_EXERCISE BRIEF:_ Go through the material below and copy all lines with "this".
======== MATERIAL SUPPLIED ========
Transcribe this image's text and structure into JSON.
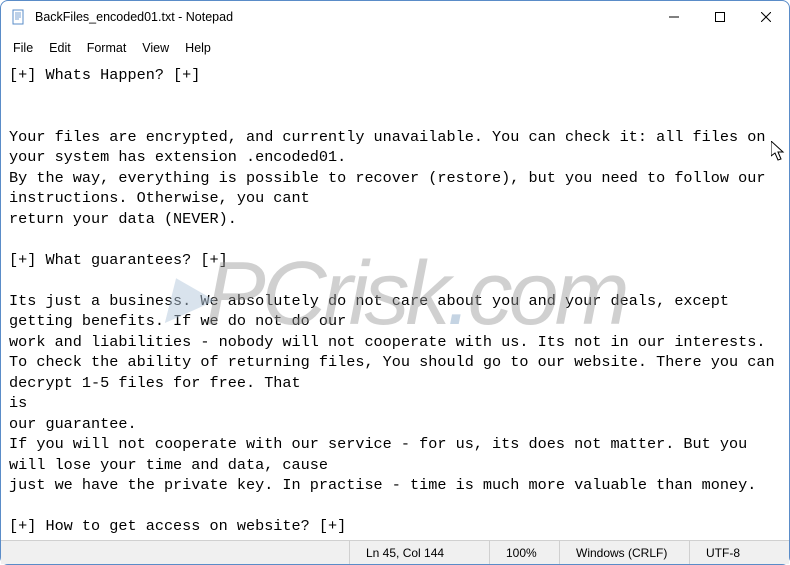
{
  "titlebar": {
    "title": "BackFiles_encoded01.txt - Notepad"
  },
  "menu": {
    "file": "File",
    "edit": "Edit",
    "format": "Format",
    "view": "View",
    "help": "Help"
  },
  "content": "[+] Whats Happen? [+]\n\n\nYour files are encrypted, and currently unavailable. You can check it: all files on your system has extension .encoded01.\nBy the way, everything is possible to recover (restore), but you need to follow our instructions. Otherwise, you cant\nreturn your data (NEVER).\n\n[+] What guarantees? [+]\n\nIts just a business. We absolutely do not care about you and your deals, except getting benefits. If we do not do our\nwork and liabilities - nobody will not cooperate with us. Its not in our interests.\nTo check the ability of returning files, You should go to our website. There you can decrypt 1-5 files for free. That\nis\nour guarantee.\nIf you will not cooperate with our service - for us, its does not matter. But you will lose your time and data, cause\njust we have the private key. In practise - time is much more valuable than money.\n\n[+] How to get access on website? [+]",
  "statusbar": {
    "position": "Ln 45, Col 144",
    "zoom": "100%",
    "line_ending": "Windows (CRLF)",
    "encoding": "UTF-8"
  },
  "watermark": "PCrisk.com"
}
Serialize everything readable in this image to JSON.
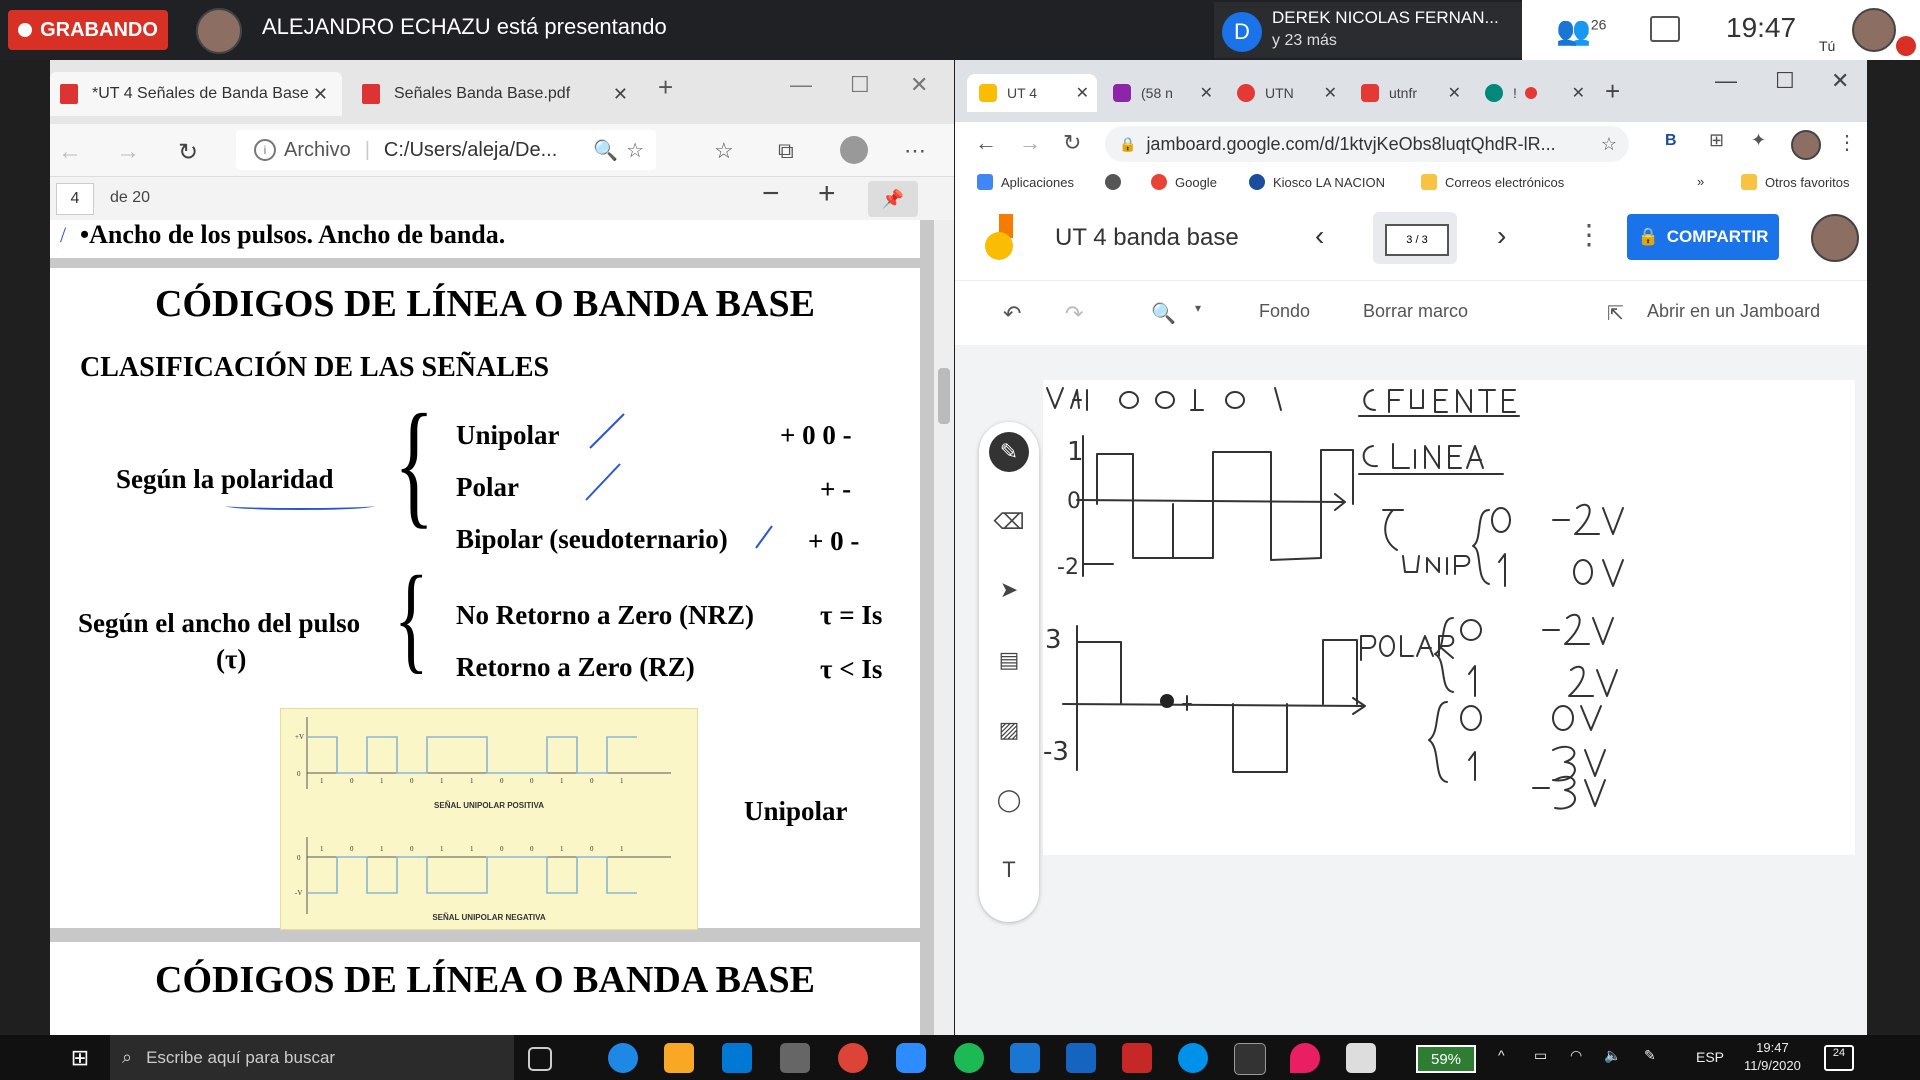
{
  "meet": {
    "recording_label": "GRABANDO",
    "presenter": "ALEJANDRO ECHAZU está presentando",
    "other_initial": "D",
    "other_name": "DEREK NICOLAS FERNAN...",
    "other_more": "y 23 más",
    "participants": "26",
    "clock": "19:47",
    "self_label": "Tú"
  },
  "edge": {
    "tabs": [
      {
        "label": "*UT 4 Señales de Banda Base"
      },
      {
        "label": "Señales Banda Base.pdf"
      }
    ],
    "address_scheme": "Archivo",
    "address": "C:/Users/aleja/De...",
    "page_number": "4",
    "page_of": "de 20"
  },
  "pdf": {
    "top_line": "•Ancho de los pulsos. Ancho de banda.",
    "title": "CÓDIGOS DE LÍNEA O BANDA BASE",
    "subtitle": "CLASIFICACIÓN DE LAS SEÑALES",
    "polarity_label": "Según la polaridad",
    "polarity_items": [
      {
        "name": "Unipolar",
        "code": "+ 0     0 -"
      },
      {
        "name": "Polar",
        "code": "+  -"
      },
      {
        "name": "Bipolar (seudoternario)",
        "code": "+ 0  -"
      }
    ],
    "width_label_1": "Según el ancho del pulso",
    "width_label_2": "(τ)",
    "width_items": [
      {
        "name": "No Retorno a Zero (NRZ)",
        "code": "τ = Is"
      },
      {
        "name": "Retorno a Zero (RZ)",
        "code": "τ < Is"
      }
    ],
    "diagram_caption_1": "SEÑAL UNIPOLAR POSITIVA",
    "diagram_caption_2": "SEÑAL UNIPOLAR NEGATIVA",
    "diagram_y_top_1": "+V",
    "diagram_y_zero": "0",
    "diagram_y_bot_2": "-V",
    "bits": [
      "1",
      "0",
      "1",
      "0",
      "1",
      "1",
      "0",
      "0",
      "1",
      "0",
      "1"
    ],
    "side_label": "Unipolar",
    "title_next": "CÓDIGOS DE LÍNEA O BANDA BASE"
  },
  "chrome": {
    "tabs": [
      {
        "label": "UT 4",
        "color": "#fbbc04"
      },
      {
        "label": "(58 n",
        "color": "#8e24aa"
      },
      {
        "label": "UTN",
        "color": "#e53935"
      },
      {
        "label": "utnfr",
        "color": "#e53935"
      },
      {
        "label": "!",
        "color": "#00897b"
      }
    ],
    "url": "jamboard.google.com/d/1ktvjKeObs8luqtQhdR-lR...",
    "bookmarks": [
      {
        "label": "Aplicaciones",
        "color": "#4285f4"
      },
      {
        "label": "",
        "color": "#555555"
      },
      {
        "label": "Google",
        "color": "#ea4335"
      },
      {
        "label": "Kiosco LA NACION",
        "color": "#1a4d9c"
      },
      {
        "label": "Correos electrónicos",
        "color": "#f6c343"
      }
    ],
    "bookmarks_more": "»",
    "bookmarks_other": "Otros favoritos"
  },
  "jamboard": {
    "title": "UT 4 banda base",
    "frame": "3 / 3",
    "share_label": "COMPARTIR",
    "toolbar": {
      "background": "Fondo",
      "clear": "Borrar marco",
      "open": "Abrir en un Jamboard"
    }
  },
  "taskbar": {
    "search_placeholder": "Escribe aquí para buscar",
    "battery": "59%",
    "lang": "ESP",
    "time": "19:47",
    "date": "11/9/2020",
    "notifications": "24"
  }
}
========
======== MATERIAL SUPPLIED ========
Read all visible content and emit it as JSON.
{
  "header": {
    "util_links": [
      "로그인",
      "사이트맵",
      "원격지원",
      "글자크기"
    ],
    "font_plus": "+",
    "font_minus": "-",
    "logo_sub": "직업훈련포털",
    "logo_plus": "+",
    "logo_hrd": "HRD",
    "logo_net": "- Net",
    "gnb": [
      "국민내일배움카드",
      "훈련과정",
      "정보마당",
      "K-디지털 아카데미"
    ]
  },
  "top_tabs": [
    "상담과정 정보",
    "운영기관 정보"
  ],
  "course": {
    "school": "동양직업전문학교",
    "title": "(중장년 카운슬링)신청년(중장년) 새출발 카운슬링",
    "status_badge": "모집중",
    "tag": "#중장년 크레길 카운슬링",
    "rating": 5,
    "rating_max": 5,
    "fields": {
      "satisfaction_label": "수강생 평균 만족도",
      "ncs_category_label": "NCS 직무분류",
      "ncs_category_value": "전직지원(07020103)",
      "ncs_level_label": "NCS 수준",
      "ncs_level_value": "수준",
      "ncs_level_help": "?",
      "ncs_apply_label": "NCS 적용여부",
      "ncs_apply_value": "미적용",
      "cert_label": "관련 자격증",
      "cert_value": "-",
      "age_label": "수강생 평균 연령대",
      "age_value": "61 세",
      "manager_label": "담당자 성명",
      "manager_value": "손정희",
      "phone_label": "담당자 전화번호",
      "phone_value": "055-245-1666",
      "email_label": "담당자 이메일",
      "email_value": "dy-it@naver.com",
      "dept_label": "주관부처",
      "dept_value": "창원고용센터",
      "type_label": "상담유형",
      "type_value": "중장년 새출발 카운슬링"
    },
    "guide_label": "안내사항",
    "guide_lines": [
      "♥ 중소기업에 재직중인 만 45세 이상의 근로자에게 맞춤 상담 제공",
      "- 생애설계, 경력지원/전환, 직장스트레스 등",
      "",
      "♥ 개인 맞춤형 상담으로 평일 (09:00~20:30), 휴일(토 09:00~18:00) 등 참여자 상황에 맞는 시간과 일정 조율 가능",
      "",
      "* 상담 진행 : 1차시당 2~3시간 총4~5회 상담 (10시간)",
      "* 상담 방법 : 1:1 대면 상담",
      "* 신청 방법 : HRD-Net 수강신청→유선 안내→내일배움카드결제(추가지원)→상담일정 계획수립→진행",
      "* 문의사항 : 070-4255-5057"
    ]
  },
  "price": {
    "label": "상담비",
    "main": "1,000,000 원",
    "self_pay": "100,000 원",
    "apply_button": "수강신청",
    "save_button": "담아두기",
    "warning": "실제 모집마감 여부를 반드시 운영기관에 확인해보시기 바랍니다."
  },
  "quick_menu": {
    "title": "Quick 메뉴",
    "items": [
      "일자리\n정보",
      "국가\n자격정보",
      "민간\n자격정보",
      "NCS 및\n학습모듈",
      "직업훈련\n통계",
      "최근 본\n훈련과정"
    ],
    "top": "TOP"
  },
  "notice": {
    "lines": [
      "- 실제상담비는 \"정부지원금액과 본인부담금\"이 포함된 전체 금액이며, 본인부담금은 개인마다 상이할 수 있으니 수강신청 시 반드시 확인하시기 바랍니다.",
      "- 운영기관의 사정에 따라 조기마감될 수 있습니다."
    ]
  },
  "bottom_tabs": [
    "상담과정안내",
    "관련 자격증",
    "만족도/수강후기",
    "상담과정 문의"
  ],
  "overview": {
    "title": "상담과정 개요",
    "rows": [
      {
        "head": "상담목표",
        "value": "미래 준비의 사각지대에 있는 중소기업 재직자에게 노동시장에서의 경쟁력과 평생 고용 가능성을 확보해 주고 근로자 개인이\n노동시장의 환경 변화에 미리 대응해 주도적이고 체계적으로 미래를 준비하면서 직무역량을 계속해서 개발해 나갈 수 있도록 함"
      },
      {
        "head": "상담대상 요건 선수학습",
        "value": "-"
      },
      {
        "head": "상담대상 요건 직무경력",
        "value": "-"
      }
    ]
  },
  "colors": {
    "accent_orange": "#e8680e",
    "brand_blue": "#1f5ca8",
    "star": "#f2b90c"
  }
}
========
_WRITTEN REPLY:_
Transcribe this image's text and structure into JSON.
Serialize everything readable in this image to JSON.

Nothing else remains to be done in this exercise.